### Exercise instructions
Go through the material and write it all out exactly, minus the pictures.

### Dataset records

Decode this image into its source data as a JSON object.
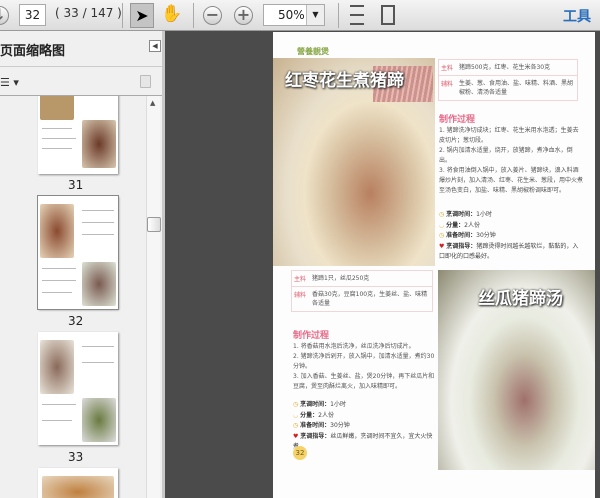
{
  "toolbar": {
    "page_input": "32",
    "page_count": "( 33 / 147 )",
    "zoom": "50%",
    "tools_label": "工具"
  },
  "sidebar": {
    "title": "页面缩略图",
    "thumbnails": [
      {
        "label": "31"
      },
      {
        "label": "32"
      },
      {
        "label": "33"
      }
    ]
  },
  "document": {
    "brand": "營養靚煲",
    "recipe1": {
      "title": "红枣花生煮猪蹄",
      "main_label": "主料",
      "main": "猪蹄500克，红枣、花生米各30克",
      "aux_label": "辅料",
      "aux": "生姜、葱、食用油、盐、味精、料酒、黑胡椒粉、清汤各适量",
      "process_label": "制作过程",
      "steps": [
        "1. 猪蹄洗净切成块；红枣、花生米用水泡透；生姜去皮切片；葱切段。",
        "2. 锅内加清水适量，烧开，放猪蹄，煮净血水，倒出。",
        "3. 将食用油倒入锅中，放入姜片、猪蹄块，濞入料酒爆炒片刻，加入清汤、红枣、花生米、葱段，用中火煮至汤色变白，加盐、味精、黑胡椒粉调味即可。"
      ],
      "info": [
        {
          "label": "烹调时间：",
          "value": "1小时"
        },
        {
          "label": "分量：",
          "value": "2人份"
        },
        {
          "label": "准备时间：",
          "value": "30分钟"
        },
        {
          "label": "烹调指导：",
          "value": "猪蹄烫得时间越长越软烂，黏黏的，入口即化的口感最好。"
        }
      ]
    },
    "recipe2": {
      "title": "丝瓜猪蹄汤",
      "main_label": "主料",
      "main": "猪蹄1只，丝瓜250克",
      "aux_label": "辅料",
      "aux": "香菇30克，豆腐100克，生姜丝、盐、味精各适量",
      "process_label": "制作过程",
      "steps": [
        "1. 将香菇用水泡后洗净，丝瓜洗净后切成片。",
        "2. 猪蹄洗净后剁开，放入锅中，加清水适量，煮约30分钟。",
        "3. 加入香菇、生姜丝、盐，煲20分钟，再下丝瓜片和豆腐，煲至肉酥烂离火，加入味精即可。"
      ],
      "info": [
        {
          "label": "烹调时间：",
          "value": "1小时"
        },
        {
          "label": "分量：",
          "value": "2人份"
        },
        {
          "label": "准备时间：",
          "value": "30分钟"
        },
        {
          "label": "烹调指导：",
          "value": "丝瓜鲜嫩，烹调时间不宜久，宜大火快煮。"
        }
      ]
    },
    "page_number": "32"
  }
}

### Result below
Decode this image into its source data as a JSON object.
{
  "toolbar": {
    "page_input": "32",
    "page_count": "( 33 / 147 )",
    "zoom": "50%",
    "tools_label": "工具"
  },
  "sidebar": {
    "title": "页面缩略图",
    "thumbnails": [
      {
        "label": "31"
      },
      {
        "label": "32"
      },
      {
        "label": "33"
      }
    ]
  },
  "document": {
    "brand": "營養靚煲",
    "recipe1": {
      "title": "红枣花生煮猪蹄",
      "main_label": "主料",
      "main": "猪蹄500克，红枣、花生米各30克",
      "aux_label": "辅料",
      "aux": "生姜、葱、食用油、盐、味精、料酒、黑胡椒粉、清汤各适量",
      "process_label": "制作过程",
      "steps": [
        "1. 猪蹄洗净切成块；红枣、花生米用水泡透；生姜去皮切片；葱切段。",
        "2. 锅内加清水适量，烧开，放猪蹄，煮净血水，倒出。",
        "3. 将食用油倒入锅中，放入姜片、猪蹄块，濞入料酒爆炒片刻，加入清汤、红枣、花生米、葱段，用中火煮至汤色变白，加盐、味精、黑胡椒粉调味即可。"
      ],
      "info": [
        {
          "label": "烹调时间：",
          "value": "1小时"
        },
        {
          "label": "分量：",
          "value": "2人份"
        },
        {
          "label": "准备时间：",
          "value": "30分钟"
        },
        {
          "label": "烹调指导：",
          "value": "猪蹄烫得时间越长越软烂，黏黏的，入口即化的口感最好。"
        }
      ]
    },
    "recipe2": {
      "title": "丝瓜猪蹄汤",
      "main_label": "主料",
      "main": "猪蹄1只，丝瓜250克",
      "aux_label": "辅料",
      "aux": "香菇30克，豆腐100克，生姜丝、盐、味精各适量",
      "process_label": "制作过程",
      "steps": [
        "1. 将香菇用水泡后洗净，丝瓜洗净后切成片。",
        "2. 猪蹄洗净后剁开，放入锅中，加清水适量，煮约30分钟。",
        "3. 加入香菇、生姜丝、盐，煲20分钟，再下丝瓜片和豆腐，煲至肉酥烂离火，加入味精即可。"
      ],
      "info": [
        {
          "label": "烹调时间：",
          "value": "1小时"
        },
        {
          "label": "分量：",
          "value": "2人份"
        },
        {
          "label": "准备时间：",
          "value": "30分钟"
        },
        {
          "label": "烹调指导：",
          "value": "丝瓜鲜嫩，烹调时间不宜久，宜大火快煮。"
        }
      ]
    },
    "page_number": "32"
  }
}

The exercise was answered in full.